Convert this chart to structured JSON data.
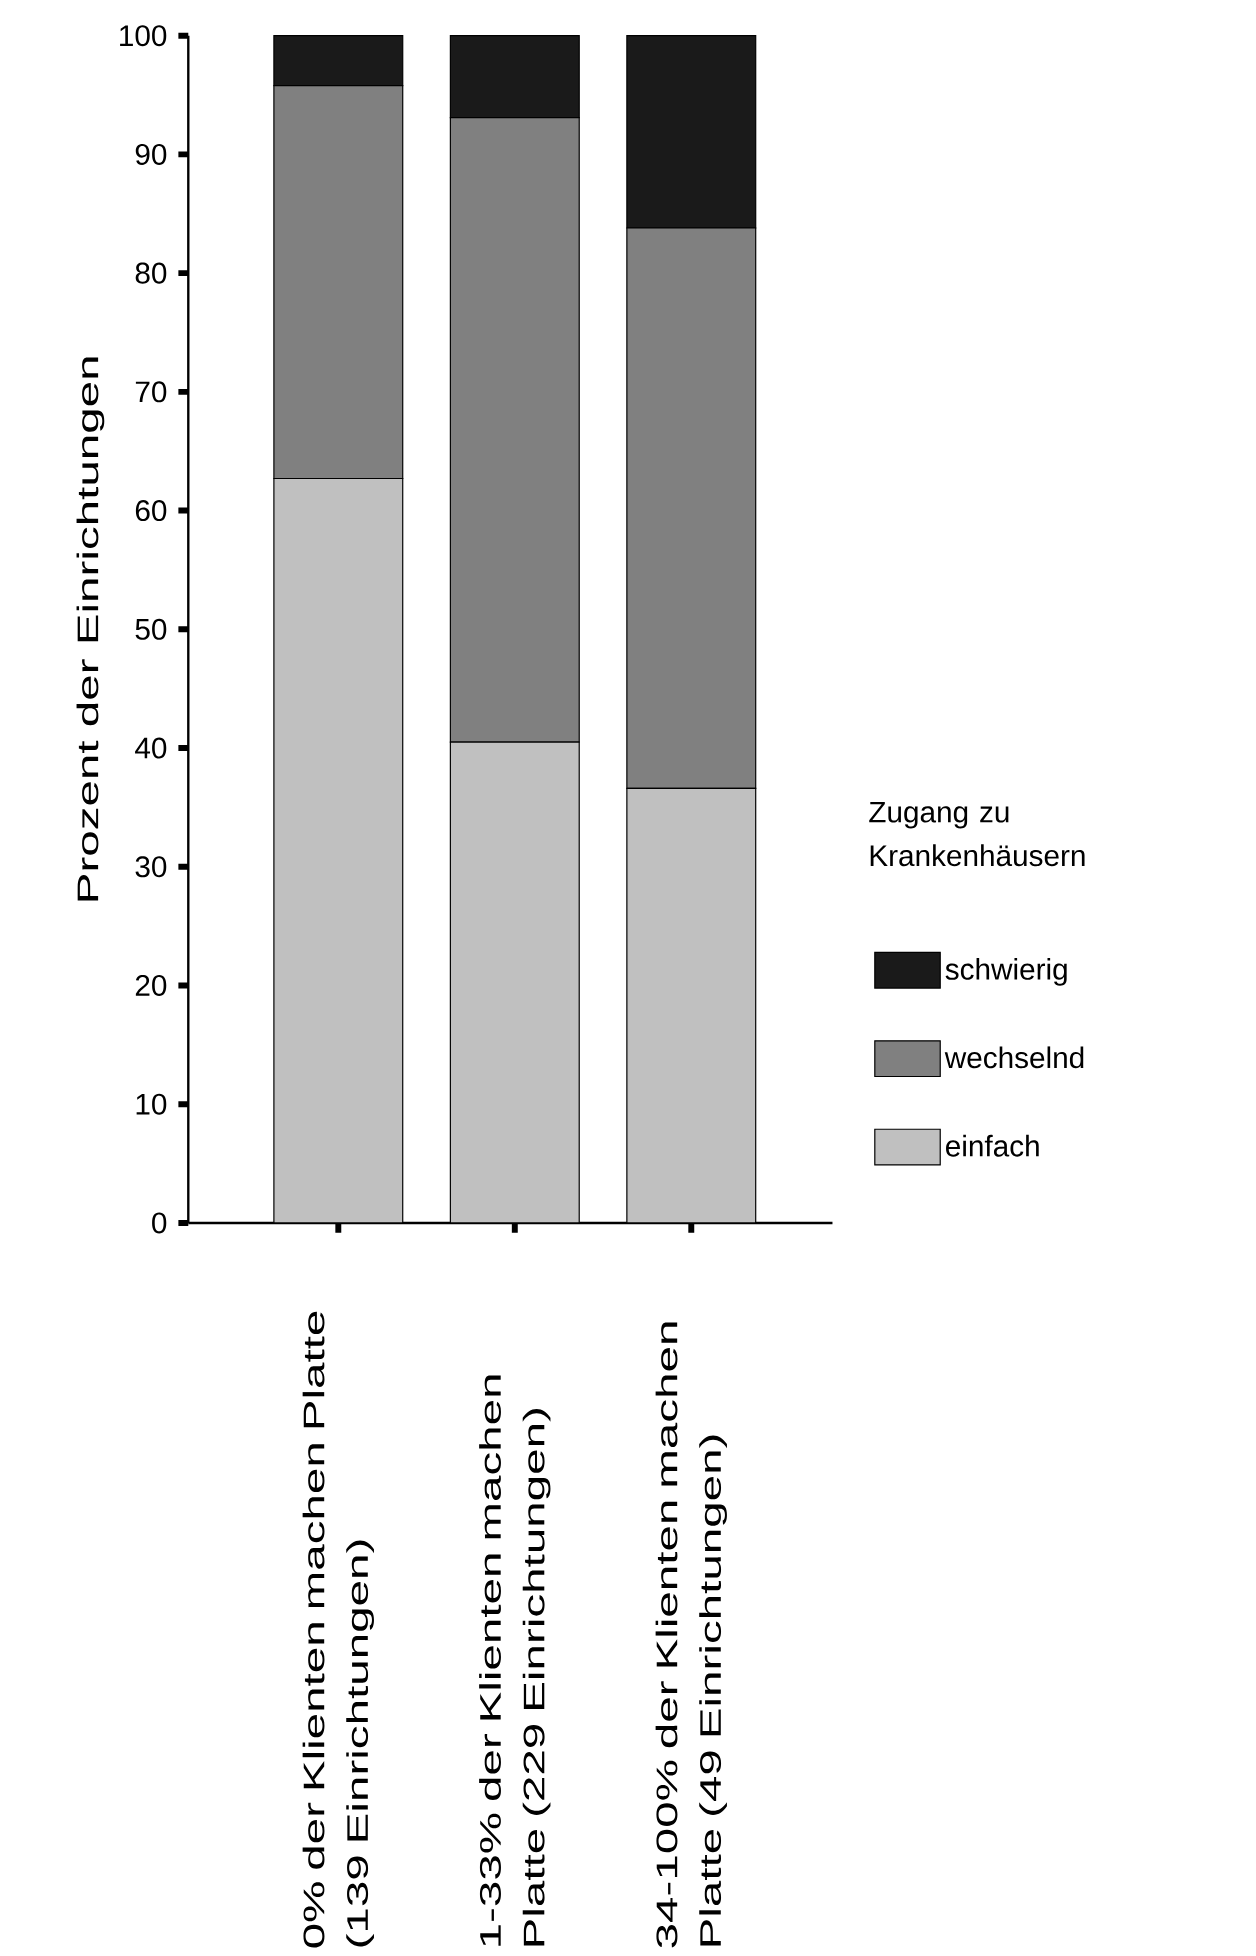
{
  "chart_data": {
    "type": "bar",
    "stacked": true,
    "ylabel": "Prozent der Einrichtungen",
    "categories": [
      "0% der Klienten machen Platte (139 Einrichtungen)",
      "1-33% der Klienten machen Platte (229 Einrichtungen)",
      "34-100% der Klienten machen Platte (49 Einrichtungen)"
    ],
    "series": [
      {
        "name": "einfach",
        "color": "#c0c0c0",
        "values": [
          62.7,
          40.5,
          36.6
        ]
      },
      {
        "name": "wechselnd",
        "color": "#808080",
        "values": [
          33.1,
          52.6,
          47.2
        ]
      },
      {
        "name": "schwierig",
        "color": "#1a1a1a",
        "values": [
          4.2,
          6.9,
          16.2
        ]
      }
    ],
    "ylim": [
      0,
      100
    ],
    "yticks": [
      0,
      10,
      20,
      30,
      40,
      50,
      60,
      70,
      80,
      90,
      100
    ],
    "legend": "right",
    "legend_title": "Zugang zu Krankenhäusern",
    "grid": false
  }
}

---

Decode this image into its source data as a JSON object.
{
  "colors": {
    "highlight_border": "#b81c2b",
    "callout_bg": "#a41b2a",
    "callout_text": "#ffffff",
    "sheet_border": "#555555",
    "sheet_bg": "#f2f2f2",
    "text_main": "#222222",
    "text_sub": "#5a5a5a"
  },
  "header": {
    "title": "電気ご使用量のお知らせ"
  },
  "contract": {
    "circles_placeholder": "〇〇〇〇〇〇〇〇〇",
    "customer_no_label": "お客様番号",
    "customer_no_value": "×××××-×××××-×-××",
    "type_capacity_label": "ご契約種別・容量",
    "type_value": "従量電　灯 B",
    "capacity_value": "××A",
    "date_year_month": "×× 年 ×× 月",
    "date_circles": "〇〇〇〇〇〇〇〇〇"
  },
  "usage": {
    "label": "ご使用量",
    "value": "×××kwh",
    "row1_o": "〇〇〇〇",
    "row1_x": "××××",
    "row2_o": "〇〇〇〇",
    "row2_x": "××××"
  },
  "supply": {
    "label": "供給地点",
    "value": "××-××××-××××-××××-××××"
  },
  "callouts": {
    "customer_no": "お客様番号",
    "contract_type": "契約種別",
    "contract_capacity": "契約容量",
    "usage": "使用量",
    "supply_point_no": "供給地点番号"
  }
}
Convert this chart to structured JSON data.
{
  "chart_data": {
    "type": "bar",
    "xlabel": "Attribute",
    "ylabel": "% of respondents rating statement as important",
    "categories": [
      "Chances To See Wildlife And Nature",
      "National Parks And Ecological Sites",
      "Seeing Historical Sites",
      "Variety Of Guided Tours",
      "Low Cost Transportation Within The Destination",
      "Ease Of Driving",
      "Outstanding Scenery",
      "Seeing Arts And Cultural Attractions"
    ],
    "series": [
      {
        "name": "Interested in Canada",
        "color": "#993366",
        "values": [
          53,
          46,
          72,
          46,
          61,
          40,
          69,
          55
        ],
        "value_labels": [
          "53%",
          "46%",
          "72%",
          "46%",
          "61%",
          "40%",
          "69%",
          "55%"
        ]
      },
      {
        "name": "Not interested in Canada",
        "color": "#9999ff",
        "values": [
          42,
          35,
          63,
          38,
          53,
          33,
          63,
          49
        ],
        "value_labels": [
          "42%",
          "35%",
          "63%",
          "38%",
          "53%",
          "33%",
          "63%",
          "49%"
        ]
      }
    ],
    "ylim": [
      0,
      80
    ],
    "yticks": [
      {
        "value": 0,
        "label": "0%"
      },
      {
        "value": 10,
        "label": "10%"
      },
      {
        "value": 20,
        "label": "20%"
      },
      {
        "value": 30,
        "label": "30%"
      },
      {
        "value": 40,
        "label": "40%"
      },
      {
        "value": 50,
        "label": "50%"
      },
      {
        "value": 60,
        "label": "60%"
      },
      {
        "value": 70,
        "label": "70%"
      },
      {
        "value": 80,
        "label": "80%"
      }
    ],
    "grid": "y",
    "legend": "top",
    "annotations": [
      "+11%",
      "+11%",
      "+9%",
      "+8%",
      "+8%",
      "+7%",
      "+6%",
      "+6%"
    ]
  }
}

* * *

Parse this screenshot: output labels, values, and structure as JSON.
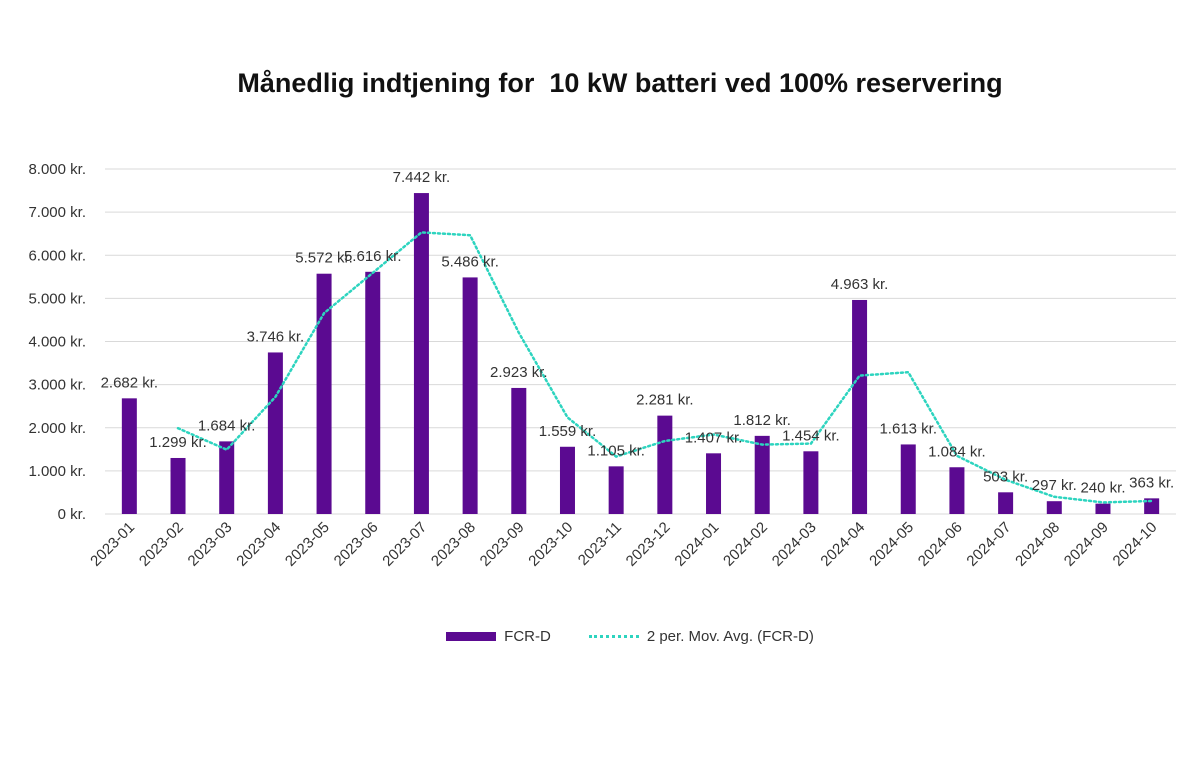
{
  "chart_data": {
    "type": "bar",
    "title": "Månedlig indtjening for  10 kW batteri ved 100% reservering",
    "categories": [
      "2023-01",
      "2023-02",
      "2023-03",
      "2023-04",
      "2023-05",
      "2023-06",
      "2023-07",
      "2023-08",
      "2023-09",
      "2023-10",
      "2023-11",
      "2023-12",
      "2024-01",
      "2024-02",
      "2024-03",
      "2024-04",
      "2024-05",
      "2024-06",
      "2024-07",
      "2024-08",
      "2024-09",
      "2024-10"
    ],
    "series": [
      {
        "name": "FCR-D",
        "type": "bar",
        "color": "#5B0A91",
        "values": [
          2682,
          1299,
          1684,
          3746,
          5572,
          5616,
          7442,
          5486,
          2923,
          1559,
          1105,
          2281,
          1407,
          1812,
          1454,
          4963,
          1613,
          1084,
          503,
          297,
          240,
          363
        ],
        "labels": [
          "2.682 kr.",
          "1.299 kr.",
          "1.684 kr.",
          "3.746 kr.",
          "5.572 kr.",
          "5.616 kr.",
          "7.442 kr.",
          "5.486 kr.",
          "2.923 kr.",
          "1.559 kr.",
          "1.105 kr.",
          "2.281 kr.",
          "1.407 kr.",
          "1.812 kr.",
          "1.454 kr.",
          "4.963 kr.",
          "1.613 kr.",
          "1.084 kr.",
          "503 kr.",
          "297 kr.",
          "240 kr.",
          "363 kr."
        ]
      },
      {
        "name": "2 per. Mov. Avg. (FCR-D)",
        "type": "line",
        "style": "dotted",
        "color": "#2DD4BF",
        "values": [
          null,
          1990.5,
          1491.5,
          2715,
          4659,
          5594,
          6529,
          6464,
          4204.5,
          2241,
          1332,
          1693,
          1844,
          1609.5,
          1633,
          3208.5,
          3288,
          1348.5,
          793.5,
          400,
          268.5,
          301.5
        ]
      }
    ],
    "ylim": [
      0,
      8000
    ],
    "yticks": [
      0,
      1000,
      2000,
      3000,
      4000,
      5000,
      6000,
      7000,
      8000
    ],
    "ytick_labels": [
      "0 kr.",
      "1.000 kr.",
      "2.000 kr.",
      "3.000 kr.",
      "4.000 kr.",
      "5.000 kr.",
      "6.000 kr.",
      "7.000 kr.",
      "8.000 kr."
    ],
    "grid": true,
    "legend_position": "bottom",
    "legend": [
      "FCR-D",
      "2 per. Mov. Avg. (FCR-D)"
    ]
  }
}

### WRITTEN REQUEST
Find and count the lines of the data that include the string "name", and report that figure by itself.

### THE RESULT
7